• **WRITTEN PROBLEM**
Reproduce every entry exactly.

• **Data records**
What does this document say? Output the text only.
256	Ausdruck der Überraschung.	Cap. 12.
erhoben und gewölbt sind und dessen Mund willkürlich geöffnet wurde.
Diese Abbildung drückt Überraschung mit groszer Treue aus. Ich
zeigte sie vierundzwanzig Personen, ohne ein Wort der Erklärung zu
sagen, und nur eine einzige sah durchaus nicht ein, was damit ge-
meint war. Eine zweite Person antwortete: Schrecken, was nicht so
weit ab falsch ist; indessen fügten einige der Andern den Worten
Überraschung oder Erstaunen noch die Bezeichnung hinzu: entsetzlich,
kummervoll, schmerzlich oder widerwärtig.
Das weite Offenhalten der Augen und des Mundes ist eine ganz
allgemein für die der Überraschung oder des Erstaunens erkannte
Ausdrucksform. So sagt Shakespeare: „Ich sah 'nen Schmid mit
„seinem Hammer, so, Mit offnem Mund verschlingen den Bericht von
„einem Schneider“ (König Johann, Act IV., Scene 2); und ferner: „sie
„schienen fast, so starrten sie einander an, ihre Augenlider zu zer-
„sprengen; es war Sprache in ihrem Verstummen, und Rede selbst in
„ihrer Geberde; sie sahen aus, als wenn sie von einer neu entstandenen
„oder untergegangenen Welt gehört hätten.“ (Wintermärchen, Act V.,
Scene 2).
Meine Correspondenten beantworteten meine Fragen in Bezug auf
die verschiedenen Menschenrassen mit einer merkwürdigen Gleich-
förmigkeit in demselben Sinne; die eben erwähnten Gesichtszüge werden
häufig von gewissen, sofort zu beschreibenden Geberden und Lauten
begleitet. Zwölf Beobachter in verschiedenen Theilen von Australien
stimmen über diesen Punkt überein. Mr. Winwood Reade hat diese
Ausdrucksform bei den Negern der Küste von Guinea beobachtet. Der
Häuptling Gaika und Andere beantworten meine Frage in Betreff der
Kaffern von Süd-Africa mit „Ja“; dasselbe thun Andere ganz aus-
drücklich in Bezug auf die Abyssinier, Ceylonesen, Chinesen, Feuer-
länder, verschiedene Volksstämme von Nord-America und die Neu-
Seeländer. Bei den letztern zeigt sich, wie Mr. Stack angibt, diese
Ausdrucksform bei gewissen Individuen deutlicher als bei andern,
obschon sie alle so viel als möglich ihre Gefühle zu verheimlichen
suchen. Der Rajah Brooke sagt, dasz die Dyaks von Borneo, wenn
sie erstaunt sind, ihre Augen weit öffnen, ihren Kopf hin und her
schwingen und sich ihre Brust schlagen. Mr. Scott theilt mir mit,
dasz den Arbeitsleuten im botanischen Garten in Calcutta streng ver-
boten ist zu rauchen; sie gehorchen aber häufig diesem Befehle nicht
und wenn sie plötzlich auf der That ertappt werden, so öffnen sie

• **RESPONSE**
What does this document say? Output the text only.
256	Ausdruck der Überraschung.	Cap. 12.
erhoben und gewölbt sind und dessen Mund willkürlich geöffnet wurde.
Diese Abbildung drückt Überraschung mit groszer Treue aus. Ich
zeigte sie vierundzwanzig Personen, ohne ein Wort der Erklärung zu
sagen, und nur eine einzige sah durchaus nicht ein, was damit ge-
meint war. Eine zweite Person antwortete: Schrecken, was nicht so
weit ab falsch ist; indessen fügten einige der Andern den Worten
Überraschung oder Erstaunen noch die Bezeichnung hinzu: entsetzlich,
kummervoll, schmerzlich oder widerwärtig.
Das weite Offenhalten der Augen und des Mundes ist eine ganz
allgemein für die der Überraschung oder des Erstaunens erkannte
Ausdrucksform. So sagt Shakespeare: „Ich sah 'nen Schmid mit
„seinem Hammer, so, Mit offnem Mund verschlingen den Bericht von
„einem Schneider“ (König Johann, Act IV., Scene 2); und ferner: „sie
„schienen fast, so starrten sie einander an, ihre Augenlider zu zer-
„sprengen; es war Sprache in ihrem Verstummen, und Rede selbst in
„ihrer Geberde; sie sahen aus, als wenn sie von einer neu entstandenen
„oder untergegangenen Welt gehört hätten.“ (Wintermärchen, Act V.,
Scene 2).
Meine Correspondenten beantworteten meine Fragen in Bezug auf
die verschiedenen Menschenrassen mit einer merkwürdigen Gleich-
förmigkeit in demselben Sinne; die eben erwähnten Gesichtszüge werden
häufig von gewissen, sofort zu beschreibenden Geberden und Lauten
begleitet. Zwölf Beobachter in verschiedenen Theilen von Australien
stimmen über diesen Punkt überein. Mr. Winwood Reade hat diese
Ausdrucksform bei den Negern der Küste von Guinea beobachtet. Der
Häuptling Gaika und Andere beantworten meine Frage in Betreff der
Kaffern von Süd-Africa mit „Ja“; dasselbe thun Andere ganz aus-
drücklich in Bezug auf die Abyssinier, Ceylonesen, Chinesen, Feuer-
länder, verschiedene Volksstämme von Nord-America und die Neu-
Seeländer. Bei den letztern zeigt sich, wie Mr. Stack angibt, diese
Ausdrucksform bei gewissen Individuen deutlicher als bei andern,
obschon sie alle so viel als möglich ihre Gefühle zu verheimlichen
suchen. Der Rajah Brooke sagt, dasz die Dyaks von Borneo, wenn
sie erstaunt sind, ihre Augen weit öffnen, ihren Kopf hin und her
schwingen und sich ihre Brust schlagen. Mr. Scott theilt mir mit,
dasz den Arbeitsleuten im botanischen Garten in Calcutta streng ver-
boten ist zu rauchen; sie gehorchen aber häufig diesem Befehle nicht
und wenn sie plötzlich auf der That ertappt werden, so öffnen sie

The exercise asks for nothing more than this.